Work to be completed
Gather all lines in the entries that include the word "METSUL".

□ □ □ □ □

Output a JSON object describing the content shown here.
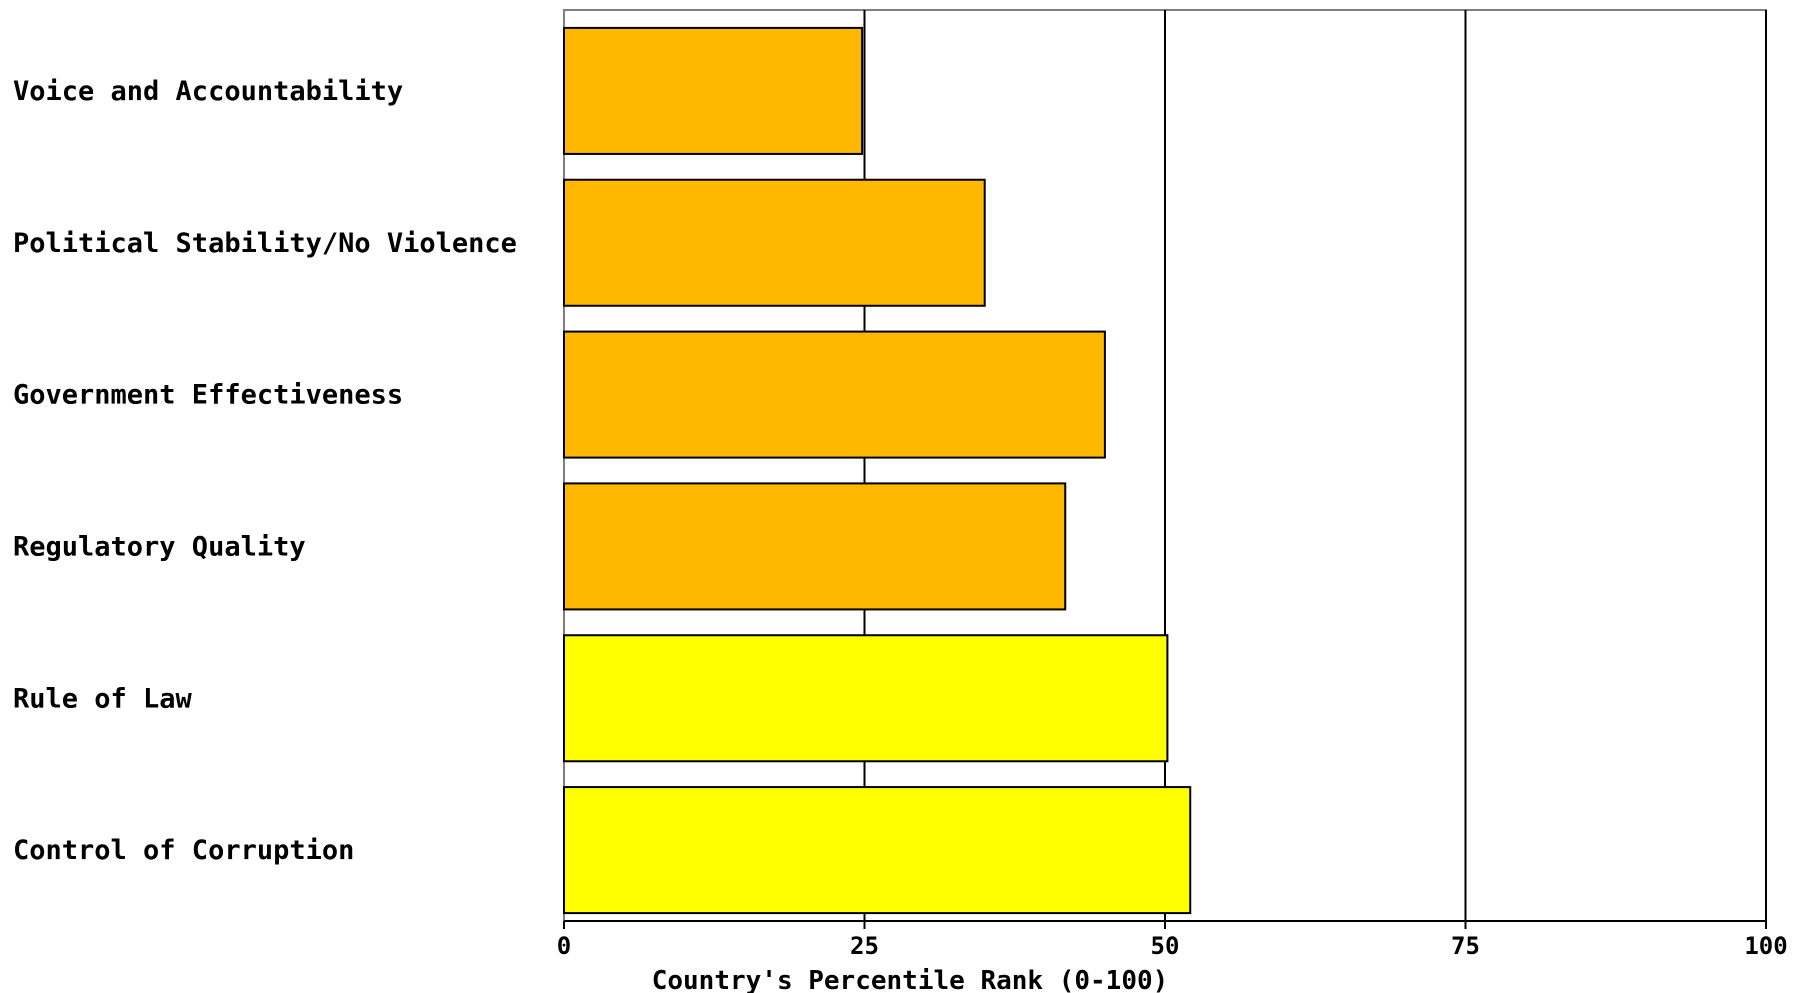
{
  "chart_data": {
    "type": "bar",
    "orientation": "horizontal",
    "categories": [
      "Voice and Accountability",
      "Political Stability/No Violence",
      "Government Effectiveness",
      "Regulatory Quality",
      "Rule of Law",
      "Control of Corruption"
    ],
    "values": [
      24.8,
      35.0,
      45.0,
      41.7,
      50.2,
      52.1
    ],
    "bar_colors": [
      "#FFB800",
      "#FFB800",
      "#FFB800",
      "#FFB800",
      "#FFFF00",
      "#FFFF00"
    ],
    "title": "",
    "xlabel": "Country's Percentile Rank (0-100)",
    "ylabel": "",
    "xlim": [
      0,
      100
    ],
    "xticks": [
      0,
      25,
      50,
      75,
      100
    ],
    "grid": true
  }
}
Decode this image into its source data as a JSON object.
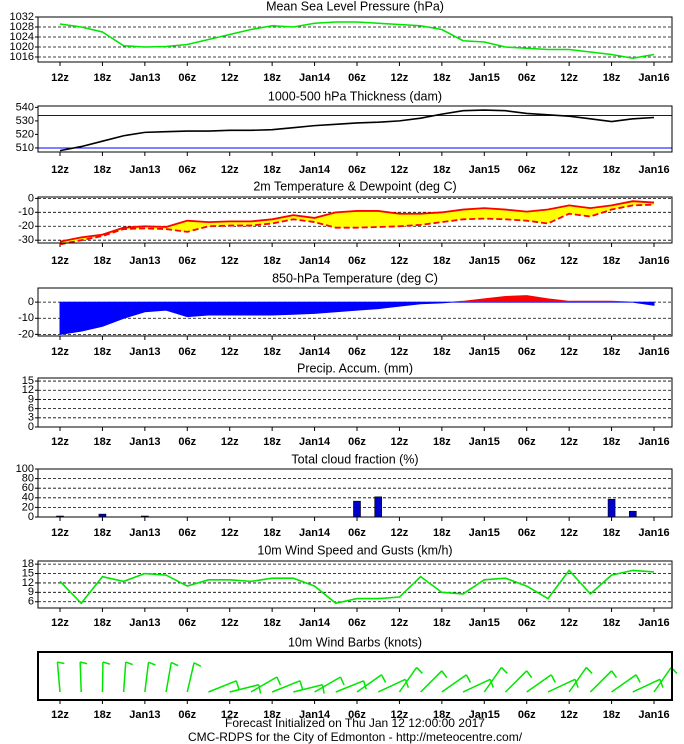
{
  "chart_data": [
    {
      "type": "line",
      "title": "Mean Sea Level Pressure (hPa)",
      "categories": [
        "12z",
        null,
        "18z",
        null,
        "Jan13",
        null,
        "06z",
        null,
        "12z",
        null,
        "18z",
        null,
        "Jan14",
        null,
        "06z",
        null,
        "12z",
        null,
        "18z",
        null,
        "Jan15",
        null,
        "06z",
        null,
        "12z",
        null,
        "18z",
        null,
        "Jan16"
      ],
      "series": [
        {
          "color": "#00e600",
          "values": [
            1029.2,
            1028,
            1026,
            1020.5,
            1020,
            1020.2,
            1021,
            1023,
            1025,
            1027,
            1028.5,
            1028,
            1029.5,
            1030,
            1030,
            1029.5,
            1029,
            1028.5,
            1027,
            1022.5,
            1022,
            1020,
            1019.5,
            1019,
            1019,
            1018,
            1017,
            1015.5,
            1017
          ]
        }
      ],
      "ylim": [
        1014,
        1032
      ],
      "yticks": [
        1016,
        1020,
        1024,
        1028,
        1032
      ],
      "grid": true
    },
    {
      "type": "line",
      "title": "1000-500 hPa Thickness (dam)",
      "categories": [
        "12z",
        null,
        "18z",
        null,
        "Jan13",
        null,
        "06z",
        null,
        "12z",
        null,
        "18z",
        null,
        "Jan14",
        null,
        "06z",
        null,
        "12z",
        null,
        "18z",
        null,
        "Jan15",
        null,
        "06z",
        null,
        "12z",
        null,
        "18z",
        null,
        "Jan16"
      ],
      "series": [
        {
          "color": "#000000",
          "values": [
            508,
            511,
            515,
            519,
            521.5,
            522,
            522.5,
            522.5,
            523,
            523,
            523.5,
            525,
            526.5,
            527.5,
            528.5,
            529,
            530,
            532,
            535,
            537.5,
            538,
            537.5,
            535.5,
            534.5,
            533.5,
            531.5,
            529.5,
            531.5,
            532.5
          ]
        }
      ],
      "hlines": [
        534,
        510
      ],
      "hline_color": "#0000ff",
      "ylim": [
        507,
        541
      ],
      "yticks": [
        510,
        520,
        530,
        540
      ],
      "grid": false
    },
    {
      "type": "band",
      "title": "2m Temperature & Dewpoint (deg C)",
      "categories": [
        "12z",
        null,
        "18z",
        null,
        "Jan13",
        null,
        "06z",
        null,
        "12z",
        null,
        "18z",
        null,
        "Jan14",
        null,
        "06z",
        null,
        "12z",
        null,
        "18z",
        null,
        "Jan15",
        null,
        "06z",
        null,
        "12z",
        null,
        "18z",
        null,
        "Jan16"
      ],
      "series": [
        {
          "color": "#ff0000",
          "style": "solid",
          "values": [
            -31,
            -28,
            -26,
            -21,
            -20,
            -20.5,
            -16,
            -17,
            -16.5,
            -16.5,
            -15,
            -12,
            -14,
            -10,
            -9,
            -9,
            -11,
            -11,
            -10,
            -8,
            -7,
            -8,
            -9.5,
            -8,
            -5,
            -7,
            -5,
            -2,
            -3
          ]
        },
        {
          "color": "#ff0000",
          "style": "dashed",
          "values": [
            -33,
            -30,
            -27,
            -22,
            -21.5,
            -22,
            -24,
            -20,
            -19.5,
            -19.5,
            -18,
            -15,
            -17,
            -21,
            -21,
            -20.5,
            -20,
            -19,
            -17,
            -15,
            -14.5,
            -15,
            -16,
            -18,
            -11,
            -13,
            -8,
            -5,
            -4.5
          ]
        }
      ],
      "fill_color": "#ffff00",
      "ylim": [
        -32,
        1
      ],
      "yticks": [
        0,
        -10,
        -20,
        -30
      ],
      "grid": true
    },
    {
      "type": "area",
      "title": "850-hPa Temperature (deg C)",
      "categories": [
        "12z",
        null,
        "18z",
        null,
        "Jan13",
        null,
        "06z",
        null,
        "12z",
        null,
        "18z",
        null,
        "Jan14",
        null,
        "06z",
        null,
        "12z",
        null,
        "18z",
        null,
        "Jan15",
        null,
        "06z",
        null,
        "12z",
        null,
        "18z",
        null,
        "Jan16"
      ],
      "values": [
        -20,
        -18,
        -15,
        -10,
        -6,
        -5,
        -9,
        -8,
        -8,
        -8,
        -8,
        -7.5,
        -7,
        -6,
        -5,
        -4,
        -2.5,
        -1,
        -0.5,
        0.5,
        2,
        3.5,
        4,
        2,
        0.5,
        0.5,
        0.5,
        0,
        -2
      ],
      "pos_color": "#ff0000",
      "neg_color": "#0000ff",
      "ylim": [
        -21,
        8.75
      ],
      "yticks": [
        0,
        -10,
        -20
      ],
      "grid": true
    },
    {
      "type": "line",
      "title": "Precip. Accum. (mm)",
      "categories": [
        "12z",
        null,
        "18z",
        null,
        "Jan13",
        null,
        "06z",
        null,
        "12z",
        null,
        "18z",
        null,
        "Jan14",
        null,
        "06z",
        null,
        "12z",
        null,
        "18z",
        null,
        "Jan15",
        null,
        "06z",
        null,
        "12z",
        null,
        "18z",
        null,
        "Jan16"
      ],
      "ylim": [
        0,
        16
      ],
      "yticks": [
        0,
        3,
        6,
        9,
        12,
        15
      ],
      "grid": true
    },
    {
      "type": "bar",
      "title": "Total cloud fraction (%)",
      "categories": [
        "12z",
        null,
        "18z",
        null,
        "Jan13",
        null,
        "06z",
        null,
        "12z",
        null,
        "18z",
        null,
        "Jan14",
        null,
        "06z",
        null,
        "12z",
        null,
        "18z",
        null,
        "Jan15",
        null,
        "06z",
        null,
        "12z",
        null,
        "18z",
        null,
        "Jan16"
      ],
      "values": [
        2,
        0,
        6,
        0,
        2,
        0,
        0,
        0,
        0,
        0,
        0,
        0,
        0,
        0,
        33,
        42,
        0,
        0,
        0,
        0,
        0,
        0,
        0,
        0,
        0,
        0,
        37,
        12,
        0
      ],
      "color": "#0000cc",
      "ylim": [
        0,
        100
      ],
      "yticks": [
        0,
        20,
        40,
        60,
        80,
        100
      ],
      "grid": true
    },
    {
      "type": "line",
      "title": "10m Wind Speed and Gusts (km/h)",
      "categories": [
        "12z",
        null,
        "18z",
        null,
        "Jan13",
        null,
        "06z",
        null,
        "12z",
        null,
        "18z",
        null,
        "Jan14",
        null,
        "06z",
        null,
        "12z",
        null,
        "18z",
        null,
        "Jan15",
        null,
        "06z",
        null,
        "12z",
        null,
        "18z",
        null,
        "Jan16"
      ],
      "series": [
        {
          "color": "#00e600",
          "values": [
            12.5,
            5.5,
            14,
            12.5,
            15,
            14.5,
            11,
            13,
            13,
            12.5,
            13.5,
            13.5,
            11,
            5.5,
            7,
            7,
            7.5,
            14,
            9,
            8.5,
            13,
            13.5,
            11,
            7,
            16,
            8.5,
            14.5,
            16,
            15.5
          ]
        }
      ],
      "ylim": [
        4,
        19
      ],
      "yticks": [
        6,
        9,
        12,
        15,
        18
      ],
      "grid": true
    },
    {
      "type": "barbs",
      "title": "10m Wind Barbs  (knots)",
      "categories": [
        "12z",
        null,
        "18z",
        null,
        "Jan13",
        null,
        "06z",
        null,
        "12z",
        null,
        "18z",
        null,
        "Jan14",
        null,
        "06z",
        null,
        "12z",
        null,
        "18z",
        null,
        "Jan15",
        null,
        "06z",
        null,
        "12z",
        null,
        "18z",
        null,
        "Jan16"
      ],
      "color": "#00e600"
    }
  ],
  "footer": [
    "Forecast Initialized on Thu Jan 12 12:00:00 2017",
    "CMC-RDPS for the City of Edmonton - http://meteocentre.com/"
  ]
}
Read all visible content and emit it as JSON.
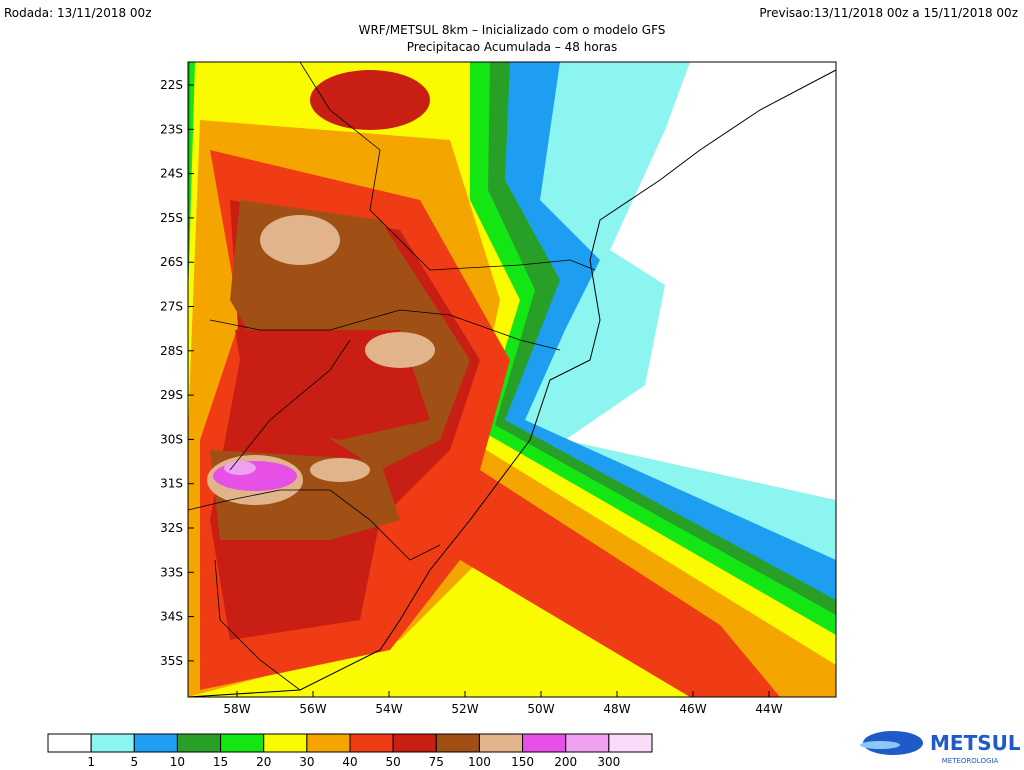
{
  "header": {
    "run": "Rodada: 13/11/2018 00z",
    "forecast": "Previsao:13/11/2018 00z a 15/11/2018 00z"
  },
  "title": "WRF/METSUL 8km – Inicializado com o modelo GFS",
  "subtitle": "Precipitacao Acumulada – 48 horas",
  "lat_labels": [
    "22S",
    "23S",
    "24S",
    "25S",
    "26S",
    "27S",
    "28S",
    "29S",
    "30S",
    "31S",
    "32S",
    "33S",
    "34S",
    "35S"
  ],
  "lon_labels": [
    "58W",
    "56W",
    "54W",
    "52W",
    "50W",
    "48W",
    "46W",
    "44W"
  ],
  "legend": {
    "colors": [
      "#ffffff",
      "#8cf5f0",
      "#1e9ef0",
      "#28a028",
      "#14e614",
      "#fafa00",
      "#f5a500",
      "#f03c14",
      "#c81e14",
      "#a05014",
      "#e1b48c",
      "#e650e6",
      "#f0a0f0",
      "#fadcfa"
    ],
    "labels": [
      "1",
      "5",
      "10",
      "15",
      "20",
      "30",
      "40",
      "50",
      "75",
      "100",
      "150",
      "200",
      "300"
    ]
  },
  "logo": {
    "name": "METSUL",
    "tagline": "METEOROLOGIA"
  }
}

□ □ □ □ □

The answer
  "title": "WRF/METSUL 8km – Inicializado com o modelo GFS",
    "name": "METSUL",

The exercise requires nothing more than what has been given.